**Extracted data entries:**
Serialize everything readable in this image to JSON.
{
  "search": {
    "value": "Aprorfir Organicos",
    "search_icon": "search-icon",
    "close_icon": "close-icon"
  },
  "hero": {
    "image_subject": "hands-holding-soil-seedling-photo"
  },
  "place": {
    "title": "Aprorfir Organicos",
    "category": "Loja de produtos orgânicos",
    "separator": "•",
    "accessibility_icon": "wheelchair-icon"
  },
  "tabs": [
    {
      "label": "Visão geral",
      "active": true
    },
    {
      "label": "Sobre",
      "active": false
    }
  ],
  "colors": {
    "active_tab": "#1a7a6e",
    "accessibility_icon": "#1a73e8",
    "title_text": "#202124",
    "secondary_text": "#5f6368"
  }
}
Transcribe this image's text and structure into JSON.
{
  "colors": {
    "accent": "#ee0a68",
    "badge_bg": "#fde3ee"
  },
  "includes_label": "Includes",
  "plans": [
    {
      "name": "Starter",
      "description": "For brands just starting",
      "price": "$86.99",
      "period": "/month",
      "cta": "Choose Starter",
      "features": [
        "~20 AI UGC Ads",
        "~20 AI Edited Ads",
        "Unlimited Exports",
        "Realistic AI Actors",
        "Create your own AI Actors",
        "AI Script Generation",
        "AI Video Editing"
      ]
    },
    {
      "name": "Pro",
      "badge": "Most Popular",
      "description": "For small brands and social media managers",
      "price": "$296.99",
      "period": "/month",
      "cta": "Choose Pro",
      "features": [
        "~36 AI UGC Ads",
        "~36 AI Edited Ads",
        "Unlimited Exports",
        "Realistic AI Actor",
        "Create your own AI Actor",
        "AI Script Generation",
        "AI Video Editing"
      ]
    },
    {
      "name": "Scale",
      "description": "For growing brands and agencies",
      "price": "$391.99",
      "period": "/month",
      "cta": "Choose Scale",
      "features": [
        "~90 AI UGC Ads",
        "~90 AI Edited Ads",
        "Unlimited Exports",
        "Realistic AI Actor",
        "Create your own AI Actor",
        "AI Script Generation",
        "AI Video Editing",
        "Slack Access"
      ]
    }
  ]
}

**Task:**
Count the lines in the entries that hold the word "Choose", and give nothing but the total.

**Task output:**
3